# Start of Dataset rows

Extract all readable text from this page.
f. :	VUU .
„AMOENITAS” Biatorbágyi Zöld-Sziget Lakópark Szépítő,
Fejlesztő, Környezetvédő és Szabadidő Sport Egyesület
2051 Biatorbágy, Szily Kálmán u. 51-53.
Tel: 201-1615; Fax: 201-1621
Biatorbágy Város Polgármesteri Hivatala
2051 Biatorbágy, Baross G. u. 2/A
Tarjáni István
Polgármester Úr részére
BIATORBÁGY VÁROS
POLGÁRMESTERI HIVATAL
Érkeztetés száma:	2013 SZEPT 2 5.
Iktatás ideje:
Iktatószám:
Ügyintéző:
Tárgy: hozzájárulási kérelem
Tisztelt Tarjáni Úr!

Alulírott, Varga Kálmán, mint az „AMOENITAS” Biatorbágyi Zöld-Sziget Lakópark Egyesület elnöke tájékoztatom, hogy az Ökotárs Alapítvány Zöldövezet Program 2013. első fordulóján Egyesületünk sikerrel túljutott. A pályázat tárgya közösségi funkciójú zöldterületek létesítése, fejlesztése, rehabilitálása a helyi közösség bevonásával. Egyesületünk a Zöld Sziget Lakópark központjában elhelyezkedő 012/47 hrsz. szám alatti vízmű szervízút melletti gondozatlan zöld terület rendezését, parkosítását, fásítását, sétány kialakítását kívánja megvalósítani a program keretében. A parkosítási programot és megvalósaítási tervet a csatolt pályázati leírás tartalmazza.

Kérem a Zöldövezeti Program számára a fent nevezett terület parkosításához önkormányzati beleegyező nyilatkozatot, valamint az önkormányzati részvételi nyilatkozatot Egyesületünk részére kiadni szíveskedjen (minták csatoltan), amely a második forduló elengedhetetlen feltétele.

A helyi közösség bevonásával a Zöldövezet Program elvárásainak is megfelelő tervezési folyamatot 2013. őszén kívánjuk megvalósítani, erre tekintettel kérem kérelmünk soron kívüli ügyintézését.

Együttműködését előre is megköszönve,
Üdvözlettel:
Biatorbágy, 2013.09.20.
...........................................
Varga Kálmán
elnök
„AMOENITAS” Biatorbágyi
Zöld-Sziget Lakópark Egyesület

# End of Dataset rows

Exercise
Give an exact copy of all the data shown above.

Response to this task
Extract all readable text from this page.
f. :	VUU .
„AMOENITAS” Biatorbágyi Zöld-Sziget Lakópark Szépítő,
Fejlesztő, Környezetvédő és Szabadidő Sport Egyesület
2051 Biatorbágy, Szily Kálmán u. 51-53.
Tel: 201-1615; Fax: 201-1621
Biatorbágy Város Polgármesteri Hivatala
2051 Biatorbágy, Baross G. u. 2/A
Tarjáni István
Polgármester Úr részére
BIATORBÁGY VÁROS
POLGÁRMESTERI HIVATAL
Érkeztetés száma:	2013 SZEPT 2 5.
Iktatás ideje:
Iktatószám:
Ügyintéző:
Tárgy: hozzájárulási kérelem
Tisztelt Tarjáni Úr!

Alulírott, Varga Kálmán, mint az „AMOENITAS” Biatorbágyi Zöld-Sziget Lakópark Egyesület elnöke tájékoztatom, hogy az Ökotárs Alapítvány Zöldövezet Program 2013. első fordulóján Egyesületünk sikerrel túljutott. A pályázat tárgya közösségi funkciójú zöldterületek létesítése, fejlesztése, rehabilitálása a helyi közösség bevonásával. Egyesületünk a Zöld Sziget Lakópark központjában elhelyezkedő 012/47 hrsz. szám alatti vízmű szervízút melletti gondozatlan zöld terület rendezését, parkosítását, fásítását, sétány kialakítását kívánja megvalósítani a program keretében. A parkosítási programot és megvalósaítási tervet a csatolt pályázati leírás tartalmazza.

Kérem a Zöldövezeti Program számára a fent nevezett terület parkosításához önkormányzati beleegyező nyilatkozatot, valamint az önkormányzati részvételi nyilatkozatot Egyesületünk részére kiadni szíveskedjen (minták csatoltan), amely a második forduló elengedhetetlen feltétele.

A helyi közösség bevonásával a Zöldövezet Program elvárásainak is megfelelő tervezési folyamatot 2013. őszén kívánjuk megvalósítani, erre tekintettel kérem kérelmünk soron kívüli ügyintézését.

Együttműködését előre is megköszönve,
Üdvözlettel:
Biatorbágy, 2013.09.20.
...........................................
Varga Kálmán
elnök
„AMOENITAS” Biatorbágyi
Zöld-Sziget Lakópark Egyesület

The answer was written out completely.